A faithful, word-for-word copy of the data below is required, without pictures.

(Information provided Opens)

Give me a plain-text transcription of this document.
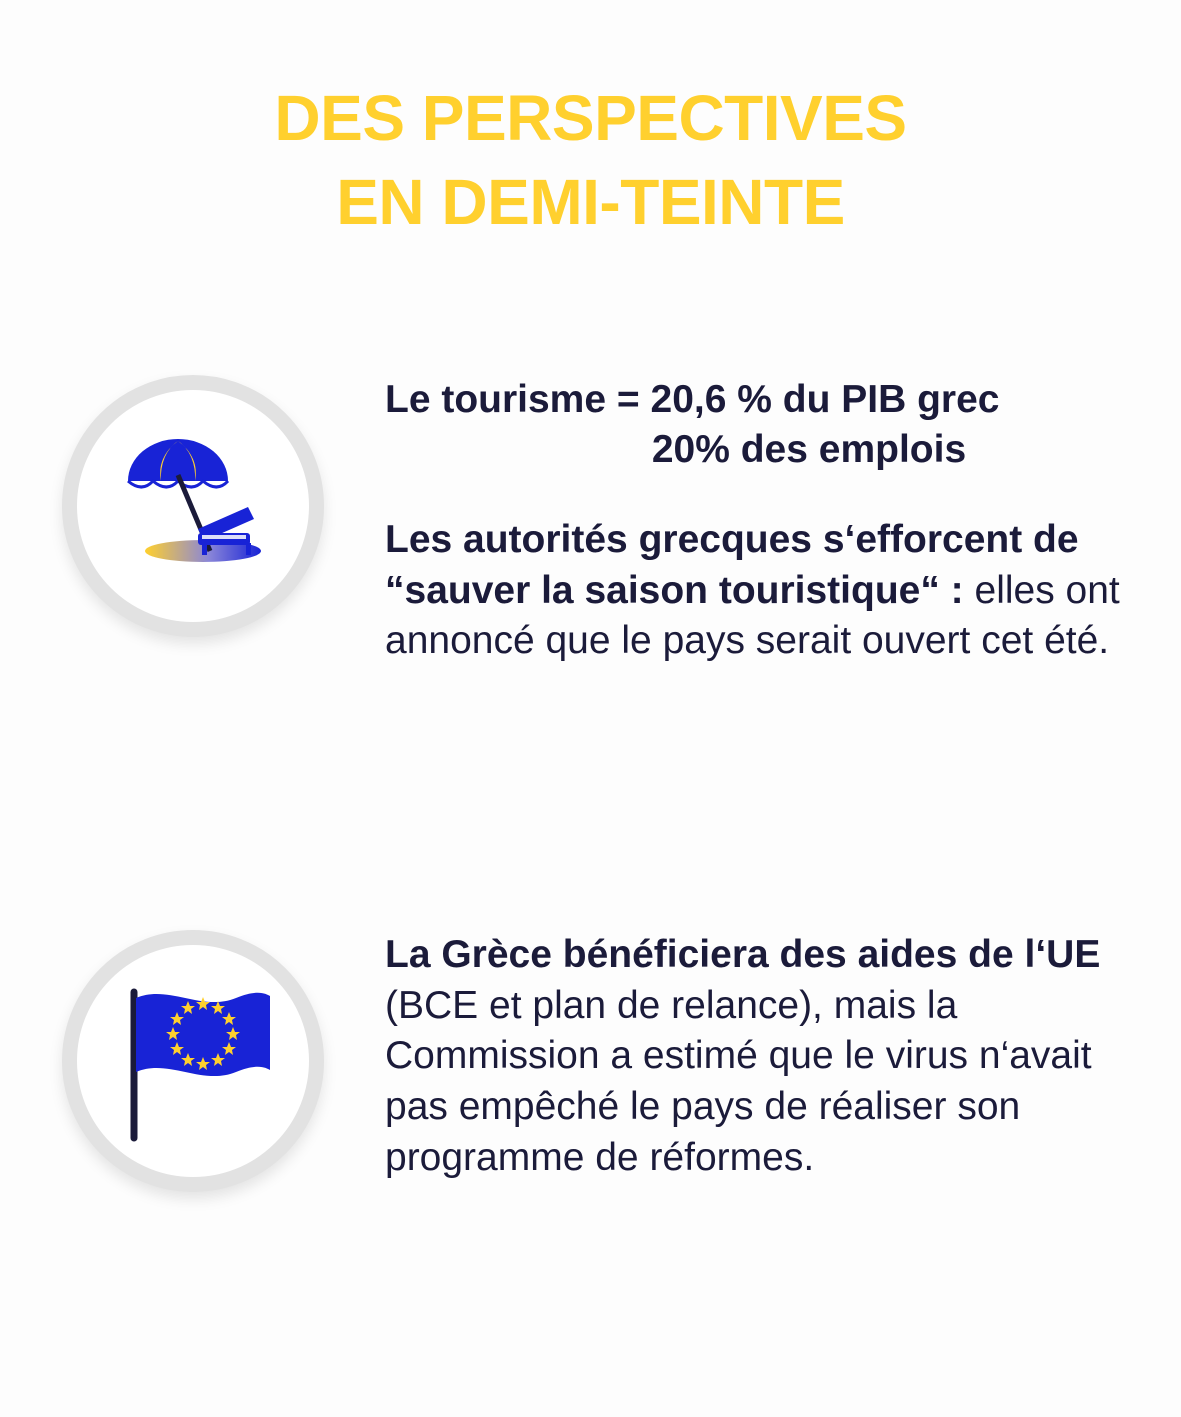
DES PERSPECTIVES
EN DEMI-TEINTE
Le tourisme = 20,6 % du PIB grec
20% des emplois
Les autorités grecques s‘efforcent de “sauver la saison touristique“ : elles ont annoncé que le pays serait ouvert cet été.
La Grèce bénéficiera des aides de l‘UE (BCE et plan de relance), mais la Commission a estimé que le virus n‘avait pas empêché le pays de réaliser son programme de réformes.
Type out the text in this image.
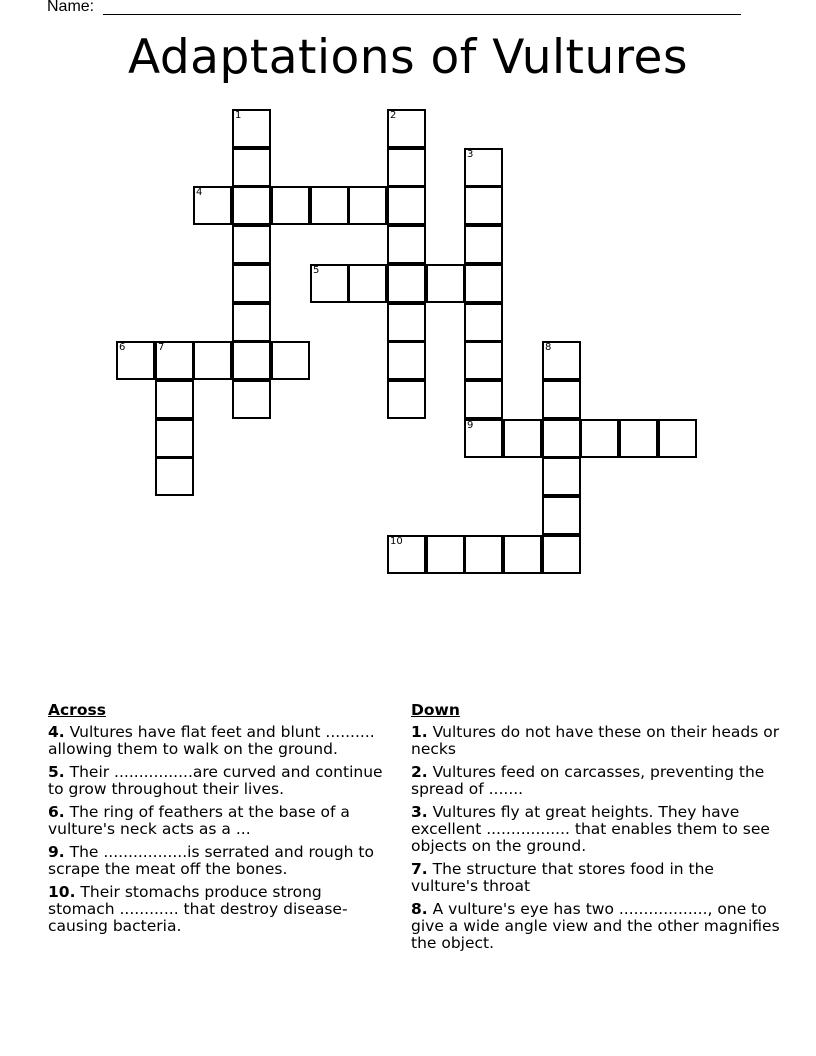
Name:
Adaptations of Vultures
1	2
3
9
4
5
6	7	8
10
Across
4. Vultures have flat feet and blunt .......... allowing them to walk on the ground.
5. Their ................are curved and continue to grow throughout their lives.
6. The ring of feathers at the base of a vulture's neck acts as a ...
9. The .................is serrated and rough to scrape the meat off the bones.
10. Their stomachs produce strong stomach ............ that destroy disease-causing bacteria.
Down
1. Vultures do not have these on their heads or necks
2. Vultures feed on carcasses, preventing the spread of .......
3. Vultures fly at great heights. They have excellent ................. that enables them to see objects on the ground.
7. The structure that stores food in the vulture's throat
8. A vulture's eye has two .................., one to give a wide angle view and the other magnifies the object.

(Information provided Closes)

* [Expected output]
Give me a plain-text transcription of this document.
DES PERSPECTIVES
EN DEMI-TEINTE
Le tourisme = 20,6 % du PIB grec
20% des emplois
Les autorités grecques s‘efforcent de “sauver la saison touristique“ : elles ont annoncé que le pays serait ouvert cet été.
La Grèce bénéficiera des aides de l‘UE (BCE et plan de relance), mais la Commission a estimé que le virus n‘avait pas empêché le pays de réaliser son programme de réformes.
Type out the text in this image.
Name:
Adaptations of Vultures
1	2
3
9
4
5
6	7	8
10
Across
4. Vultures have flat feet and blunt .......... allowing them to walk on the ground.
5. Their ................are curved and continue to grow throughout their lives.
6. The ring of feathers at the base of a vulture's neck acts as a ...
9. The .................is serrated and rough to scrape the meat off the bones.
10. Their stomachs produce strong stomach ............ that destroy disease-causing bacteria.
Down
1. Vultures do not have these on their heads or necks
2. Vultures feed on carcasses, preventing the spread of .......
3. Vultures fly at great heights. They have excellent ................. that enables them to see objects on the ground.
7. The structure that stores food in the vulture's throat
8. A vulture's eye has two .................., one to give a wide angle view and the other magnifies the object.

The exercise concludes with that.